Write out the listing in full, matching it word for word.

• Given entries:
####################

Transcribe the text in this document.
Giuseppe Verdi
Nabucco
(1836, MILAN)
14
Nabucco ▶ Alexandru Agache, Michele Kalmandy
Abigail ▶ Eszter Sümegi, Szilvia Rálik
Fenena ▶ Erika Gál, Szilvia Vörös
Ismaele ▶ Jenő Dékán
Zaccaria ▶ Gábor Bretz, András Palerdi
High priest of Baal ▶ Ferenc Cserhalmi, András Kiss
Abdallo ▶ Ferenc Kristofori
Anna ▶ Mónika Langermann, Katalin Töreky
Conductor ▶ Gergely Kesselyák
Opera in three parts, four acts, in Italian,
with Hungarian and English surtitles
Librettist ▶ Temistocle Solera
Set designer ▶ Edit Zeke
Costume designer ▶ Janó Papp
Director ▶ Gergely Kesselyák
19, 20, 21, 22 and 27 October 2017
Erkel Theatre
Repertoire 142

####################

• Task output:
Transcribe the text in this document.
Giuseppe Verdi
Nabucco
(1836, MILAN)
14
Nabucco ▶ Alexandru Agache, Michele Kalmandy
Abigail ▶ Eszter Sümegi, Szilvia Rálik
Fenena ▶ Erika Gál, Szilvia Vörös
Ismaele ▶ Jenő Dékán
Zaccaria ▶ Gábor Bretz, András Palerdi
High priest of Baal ▶ Ferenc Cserhalmi, András Kiss
Abdallo ▶ Ferenc Kristofori
Anna ▶ Mónika Langermann, Katalin Töreky
Conductor ▶ Gergely Kesselyák
Opera in three parts, four acts, in Italian,
with Hungarian and English surtitles
Librettist ▶ Temistocle Solera
Set designer ▶ Edit Zeke
Costume designer ▶ Janó Papp
Director ▶ Gergely Kesselyák
19, 20, 21, 22 and 27 October 2017
Erkel Theatre
Repertoire 142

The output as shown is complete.